# PROBLEM STATEMENT:
Which lines include the word "here"? Copy each of them.

━━ GIVEN RECORDS

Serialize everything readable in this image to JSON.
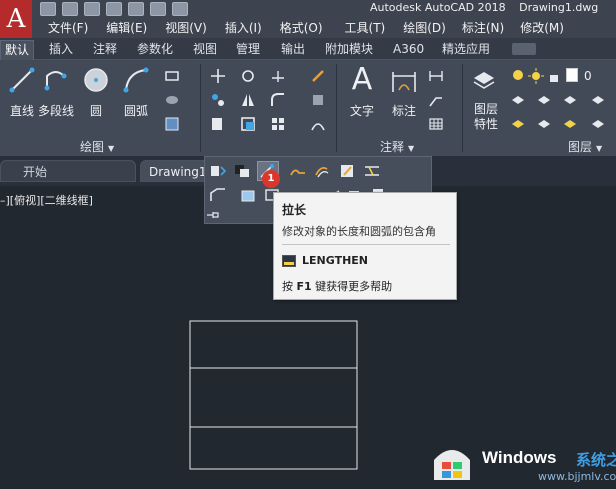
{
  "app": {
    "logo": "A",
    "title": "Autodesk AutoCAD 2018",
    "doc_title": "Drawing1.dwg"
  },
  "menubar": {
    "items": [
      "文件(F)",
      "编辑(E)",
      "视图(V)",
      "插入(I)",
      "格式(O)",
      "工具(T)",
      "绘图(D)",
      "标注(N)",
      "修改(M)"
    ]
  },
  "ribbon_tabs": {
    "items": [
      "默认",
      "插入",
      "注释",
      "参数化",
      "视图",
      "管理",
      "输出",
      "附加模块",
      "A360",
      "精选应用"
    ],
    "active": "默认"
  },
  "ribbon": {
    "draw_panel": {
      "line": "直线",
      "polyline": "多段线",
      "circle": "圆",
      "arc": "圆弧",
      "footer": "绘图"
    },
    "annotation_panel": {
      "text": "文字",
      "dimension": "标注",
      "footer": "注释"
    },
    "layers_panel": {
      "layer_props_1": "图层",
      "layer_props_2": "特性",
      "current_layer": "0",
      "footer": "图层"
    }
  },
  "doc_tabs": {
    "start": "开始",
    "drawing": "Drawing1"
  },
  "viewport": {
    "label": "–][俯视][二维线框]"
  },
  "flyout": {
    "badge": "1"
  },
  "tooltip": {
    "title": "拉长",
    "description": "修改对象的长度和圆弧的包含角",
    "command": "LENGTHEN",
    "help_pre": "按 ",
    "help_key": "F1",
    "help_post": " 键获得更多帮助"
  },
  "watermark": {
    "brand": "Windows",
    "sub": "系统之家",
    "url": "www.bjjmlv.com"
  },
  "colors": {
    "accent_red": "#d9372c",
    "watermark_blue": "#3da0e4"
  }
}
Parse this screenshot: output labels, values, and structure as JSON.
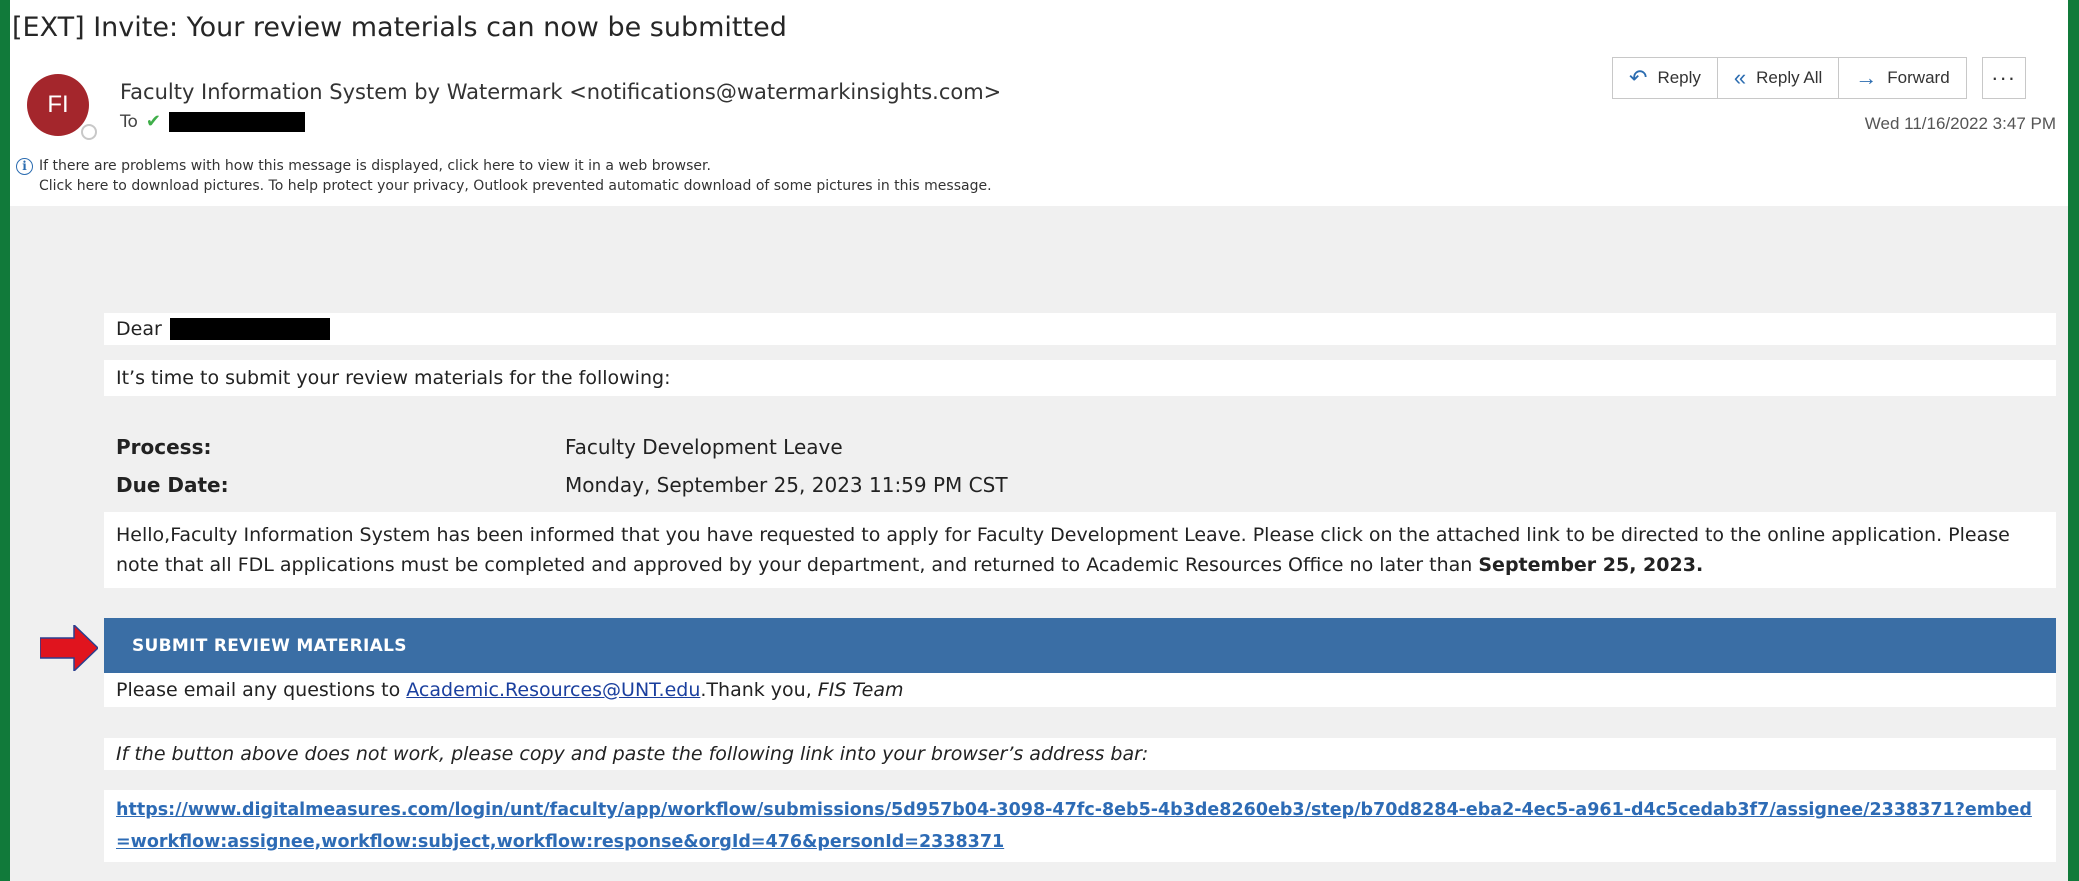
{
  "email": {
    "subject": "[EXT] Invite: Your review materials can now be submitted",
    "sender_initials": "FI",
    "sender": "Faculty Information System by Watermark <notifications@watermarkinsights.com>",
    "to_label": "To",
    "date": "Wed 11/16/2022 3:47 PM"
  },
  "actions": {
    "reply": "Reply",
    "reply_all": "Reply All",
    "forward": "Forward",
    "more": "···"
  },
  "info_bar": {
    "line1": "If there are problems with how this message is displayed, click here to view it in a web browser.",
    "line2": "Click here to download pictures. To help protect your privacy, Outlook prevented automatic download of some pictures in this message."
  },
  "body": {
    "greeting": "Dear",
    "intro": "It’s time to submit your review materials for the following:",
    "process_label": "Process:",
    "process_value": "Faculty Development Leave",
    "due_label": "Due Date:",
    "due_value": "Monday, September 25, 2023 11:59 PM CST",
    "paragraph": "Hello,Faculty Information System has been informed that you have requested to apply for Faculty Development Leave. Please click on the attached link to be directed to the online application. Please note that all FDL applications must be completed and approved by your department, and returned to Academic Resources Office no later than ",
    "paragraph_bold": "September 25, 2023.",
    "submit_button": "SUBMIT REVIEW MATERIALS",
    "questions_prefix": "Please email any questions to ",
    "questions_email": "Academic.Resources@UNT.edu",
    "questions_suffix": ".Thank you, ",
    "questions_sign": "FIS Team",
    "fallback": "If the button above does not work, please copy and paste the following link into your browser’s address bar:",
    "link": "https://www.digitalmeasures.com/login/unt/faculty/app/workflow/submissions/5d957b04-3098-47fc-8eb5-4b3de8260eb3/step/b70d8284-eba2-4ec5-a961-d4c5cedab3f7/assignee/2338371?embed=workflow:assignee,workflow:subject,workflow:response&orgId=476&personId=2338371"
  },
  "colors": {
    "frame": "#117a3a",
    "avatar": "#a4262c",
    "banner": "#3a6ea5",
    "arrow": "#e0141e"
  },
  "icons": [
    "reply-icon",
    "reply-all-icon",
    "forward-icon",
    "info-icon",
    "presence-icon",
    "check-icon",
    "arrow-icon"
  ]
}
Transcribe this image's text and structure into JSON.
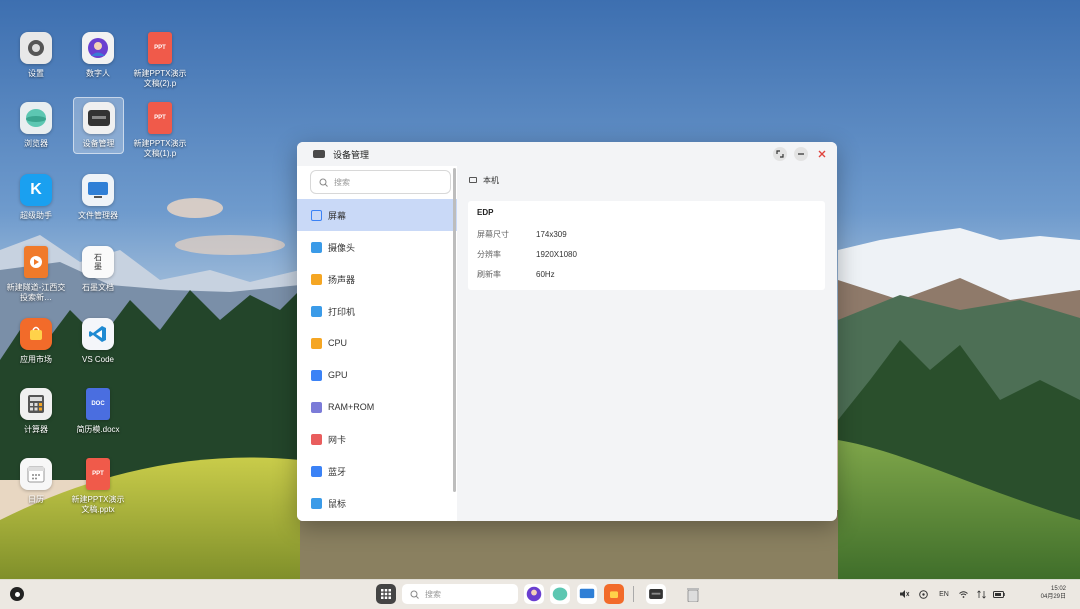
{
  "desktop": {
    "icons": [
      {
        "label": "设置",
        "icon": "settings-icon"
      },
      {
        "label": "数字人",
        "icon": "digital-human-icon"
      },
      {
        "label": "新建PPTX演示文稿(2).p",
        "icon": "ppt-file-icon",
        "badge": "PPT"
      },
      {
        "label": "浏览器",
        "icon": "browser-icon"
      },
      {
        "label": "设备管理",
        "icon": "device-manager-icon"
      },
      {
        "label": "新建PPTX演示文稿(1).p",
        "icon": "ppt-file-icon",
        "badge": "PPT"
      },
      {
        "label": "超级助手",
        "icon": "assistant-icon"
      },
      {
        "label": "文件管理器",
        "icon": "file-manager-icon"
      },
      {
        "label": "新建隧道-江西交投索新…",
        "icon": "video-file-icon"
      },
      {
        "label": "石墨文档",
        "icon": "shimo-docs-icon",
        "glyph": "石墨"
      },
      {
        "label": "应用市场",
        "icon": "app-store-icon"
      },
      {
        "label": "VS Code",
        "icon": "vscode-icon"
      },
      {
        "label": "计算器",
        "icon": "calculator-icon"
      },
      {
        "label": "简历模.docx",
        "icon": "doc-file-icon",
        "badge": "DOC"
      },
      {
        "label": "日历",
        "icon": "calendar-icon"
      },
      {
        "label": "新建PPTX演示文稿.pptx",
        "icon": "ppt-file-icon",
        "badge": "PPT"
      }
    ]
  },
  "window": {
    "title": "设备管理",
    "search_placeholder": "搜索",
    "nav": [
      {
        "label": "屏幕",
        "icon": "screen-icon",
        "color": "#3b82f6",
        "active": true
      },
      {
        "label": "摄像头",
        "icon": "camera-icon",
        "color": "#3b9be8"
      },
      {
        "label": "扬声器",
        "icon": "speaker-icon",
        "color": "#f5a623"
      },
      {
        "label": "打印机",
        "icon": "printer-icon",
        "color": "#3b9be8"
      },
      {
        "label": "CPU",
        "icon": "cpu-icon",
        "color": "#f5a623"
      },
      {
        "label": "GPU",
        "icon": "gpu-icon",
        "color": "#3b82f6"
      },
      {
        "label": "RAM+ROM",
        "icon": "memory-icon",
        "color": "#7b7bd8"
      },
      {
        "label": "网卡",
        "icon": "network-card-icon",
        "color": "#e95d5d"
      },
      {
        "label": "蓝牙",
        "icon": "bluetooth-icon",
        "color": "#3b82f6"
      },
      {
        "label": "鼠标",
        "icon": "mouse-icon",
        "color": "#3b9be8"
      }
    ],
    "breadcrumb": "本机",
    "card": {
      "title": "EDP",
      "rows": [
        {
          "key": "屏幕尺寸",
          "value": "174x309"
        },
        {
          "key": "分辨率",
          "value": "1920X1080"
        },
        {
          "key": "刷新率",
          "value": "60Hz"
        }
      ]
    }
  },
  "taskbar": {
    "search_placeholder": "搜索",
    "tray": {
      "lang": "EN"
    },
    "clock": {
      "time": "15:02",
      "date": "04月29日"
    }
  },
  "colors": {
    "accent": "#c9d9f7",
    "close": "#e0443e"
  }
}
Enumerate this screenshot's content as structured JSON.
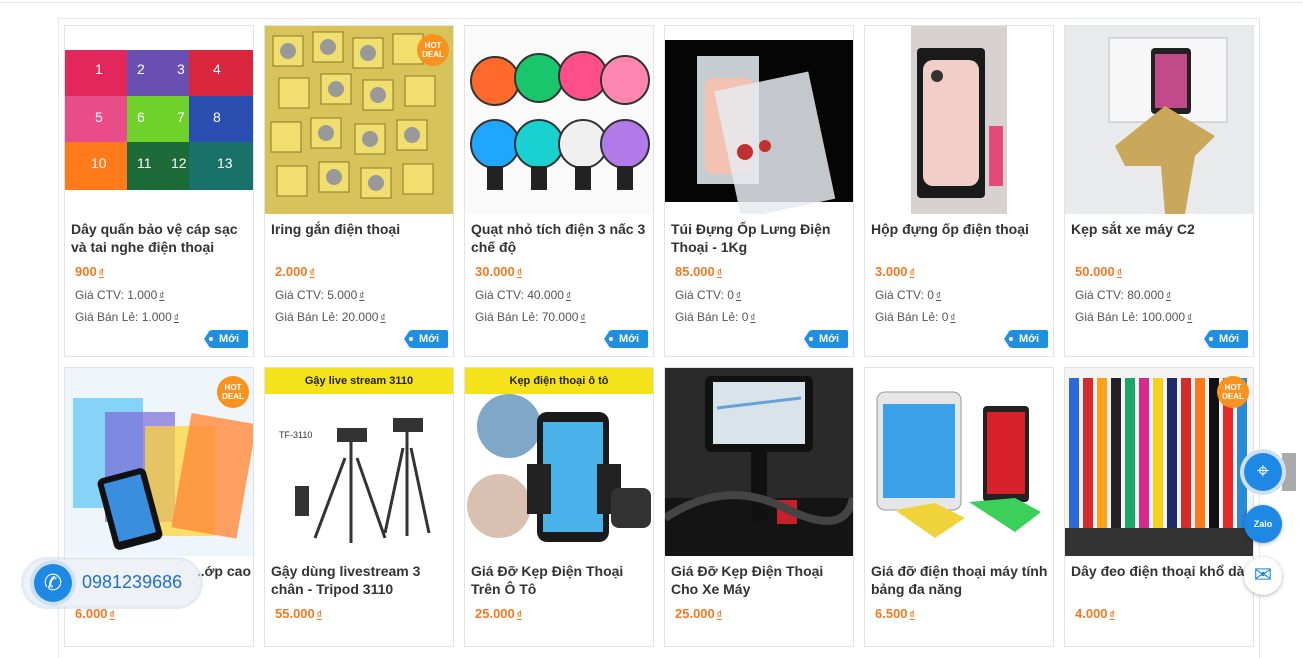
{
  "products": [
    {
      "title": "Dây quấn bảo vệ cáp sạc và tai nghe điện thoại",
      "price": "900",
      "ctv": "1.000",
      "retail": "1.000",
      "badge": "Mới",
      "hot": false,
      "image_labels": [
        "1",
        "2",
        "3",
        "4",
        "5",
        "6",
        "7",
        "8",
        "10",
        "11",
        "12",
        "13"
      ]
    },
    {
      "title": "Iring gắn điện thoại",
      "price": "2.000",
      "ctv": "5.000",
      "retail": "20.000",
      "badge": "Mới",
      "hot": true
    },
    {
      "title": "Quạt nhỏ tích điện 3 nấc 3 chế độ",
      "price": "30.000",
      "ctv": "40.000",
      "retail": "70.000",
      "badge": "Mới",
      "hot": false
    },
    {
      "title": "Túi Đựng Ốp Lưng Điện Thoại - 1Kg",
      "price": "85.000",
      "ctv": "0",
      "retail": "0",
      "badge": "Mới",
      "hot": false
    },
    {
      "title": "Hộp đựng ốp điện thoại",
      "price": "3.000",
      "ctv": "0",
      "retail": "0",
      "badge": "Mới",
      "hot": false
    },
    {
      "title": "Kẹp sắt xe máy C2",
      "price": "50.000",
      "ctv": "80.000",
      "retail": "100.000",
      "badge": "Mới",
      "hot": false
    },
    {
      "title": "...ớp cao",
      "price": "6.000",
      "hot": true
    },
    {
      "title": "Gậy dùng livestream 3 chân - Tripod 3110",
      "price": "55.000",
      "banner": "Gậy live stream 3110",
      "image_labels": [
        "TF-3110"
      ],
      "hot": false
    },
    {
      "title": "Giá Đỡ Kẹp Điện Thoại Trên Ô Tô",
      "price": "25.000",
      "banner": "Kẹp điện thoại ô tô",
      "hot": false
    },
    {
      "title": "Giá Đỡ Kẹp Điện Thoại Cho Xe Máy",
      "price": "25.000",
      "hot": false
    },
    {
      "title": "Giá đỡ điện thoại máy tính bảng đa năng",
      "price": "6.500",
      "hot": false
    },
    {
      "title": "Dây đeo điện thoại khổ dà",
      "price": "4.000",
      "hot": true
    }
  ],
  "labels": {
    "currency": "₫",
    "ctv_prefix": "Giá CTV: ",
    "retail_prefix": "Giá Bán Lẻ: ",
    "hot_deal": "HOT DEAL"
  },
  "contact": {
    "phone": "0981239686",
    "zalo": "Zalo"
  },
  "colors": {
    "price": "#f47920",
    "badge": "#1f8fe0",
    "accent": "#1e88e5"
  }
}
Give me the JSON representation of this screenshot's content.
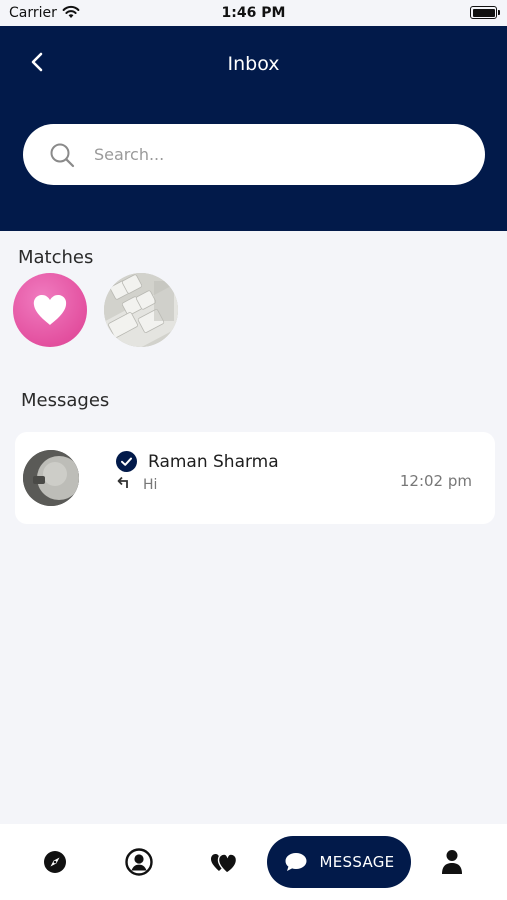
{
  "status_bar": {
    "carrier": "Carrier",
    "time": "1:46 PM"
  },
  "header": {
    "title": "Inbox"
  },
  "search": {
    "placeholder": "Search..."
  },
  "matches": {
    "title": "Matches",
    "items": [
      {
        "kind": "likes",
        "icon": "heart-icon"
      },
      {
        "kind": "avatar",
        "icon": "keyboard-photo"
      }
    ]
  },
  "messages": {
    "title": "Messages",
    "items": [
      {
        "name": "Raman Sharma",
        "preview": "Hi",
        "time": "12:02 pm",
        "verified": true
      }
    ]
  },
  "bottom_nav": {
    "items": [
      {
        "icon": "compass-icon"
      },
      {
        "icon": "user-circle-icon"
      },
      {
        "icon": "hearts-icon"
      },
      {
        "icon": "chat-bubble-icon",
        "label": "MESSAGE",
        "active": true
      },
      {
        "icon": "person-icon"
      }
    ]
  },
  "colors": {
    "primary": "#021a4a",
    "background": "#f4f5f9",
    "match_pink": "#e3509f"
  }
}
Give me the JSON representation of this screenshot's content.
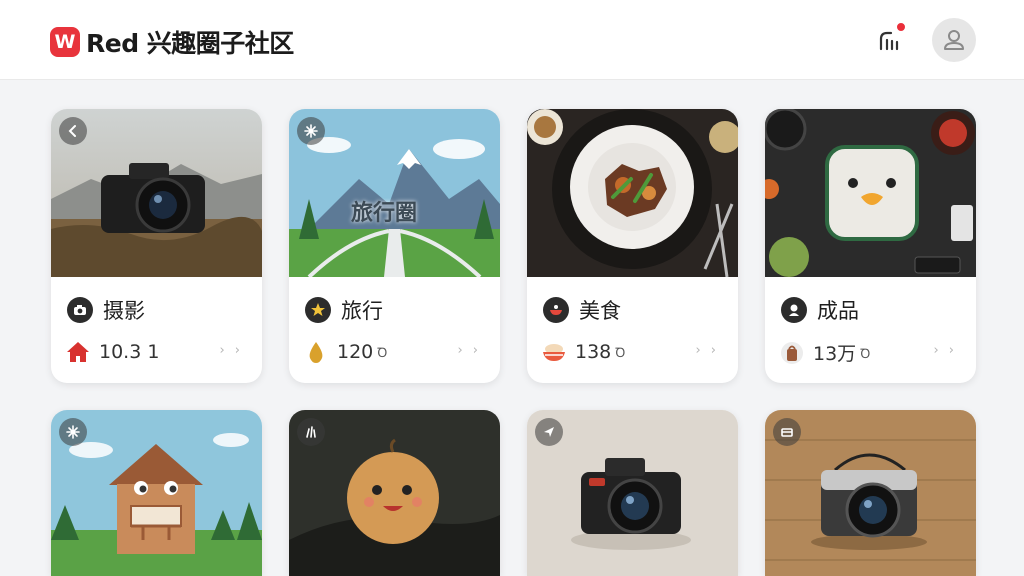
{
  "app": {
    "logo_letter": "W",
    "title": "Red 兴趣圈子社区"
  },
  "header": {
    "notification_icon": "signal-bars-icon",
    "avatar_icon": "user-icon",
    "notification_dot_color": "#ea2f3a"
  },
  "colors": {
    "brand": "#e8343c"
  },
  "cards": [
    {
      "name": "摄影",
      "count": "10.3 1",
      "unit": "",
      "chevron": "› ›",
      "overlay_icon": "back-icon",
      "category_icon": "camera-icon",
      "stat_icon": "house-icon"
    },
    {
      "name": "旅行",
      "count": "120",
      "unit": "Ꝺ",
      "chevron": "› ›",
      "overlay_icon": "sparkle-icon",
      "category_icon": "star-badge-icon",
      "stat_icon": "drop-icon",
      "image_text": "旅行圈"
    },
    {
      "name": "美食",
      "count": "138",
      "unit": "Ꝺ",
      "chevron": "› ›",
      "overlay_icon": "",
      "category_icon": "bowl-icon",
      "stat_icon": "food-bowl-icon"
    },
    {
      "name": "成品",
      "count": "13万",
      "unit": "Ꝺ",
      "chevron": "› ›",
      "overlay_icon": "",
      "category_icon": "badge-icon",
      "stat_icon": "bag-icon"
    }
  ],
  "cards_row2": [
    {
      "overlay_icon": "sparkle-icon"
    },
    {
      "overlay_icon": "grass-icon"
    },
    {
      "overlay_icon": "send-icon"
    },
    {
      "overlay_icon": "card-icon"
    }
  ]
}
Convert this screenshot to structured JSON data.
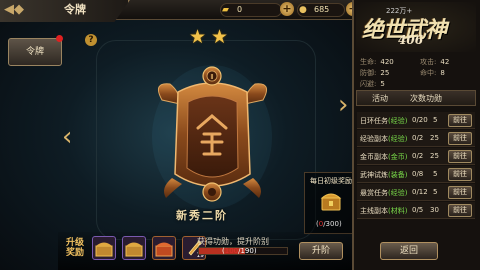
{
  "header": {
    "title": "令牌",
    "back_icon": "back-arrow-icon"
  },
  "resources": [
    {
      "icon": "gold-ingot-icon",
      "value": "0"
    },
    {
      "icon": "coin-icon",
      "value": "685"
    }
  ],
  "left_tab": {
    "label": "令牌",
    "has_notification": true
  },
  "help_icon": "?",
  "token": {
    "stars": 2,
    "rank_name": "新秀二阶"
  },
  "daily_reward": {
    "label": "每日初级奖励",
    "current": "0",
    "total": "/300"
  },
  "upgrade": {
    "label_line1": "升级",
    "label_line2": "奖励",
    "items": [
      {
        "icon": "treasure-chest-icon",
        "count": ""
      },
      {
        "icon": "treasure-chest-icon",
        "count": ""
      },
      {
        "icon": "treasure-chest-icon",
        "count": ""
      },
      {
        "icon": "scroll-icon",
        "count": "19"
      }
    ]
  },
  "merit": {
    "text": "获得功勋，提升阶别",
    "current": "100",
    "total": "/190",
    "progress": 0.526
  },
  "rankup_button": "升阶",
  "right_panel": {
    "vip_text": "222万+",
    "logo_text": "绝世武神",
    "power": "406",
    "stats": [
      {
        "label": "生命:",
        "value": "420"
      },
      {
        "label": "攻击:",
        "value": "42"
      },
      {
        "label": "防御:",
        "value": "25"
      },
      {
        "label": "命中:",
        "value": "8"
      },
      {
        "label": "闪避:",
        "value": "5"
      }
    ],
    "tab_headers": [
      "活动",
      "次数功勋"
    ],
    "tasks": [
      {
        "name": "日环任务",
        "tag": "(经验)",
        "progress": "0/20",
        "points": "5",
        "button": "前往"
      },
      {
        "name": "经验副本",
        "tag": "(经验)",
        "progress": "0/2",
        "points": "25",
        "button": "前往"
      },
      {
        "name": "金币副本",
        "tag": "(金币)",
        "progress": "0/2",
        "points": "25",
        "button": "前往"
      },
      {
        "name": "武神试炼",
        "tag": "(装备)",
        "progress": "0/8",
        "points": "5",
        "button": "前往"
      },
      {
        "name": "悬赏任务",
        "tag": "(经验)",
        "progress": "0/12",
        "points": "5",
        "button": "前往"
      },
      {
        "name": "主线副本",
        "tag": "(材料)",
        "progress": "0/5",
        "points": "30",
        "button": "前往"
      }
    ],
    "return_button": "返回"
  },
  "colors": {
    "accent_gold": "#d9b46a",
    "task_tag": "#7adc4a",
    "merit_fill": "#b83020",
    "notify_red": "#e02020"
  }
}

━━━━

# FINISHED ANSWER:
    "line1": "If there are problems with how this message is displayed, click here to view it in a web browser.",
    "line2": "Click here to download pictures. To help protect your privacy, Outlook prevented automatic download of some pictures in this message."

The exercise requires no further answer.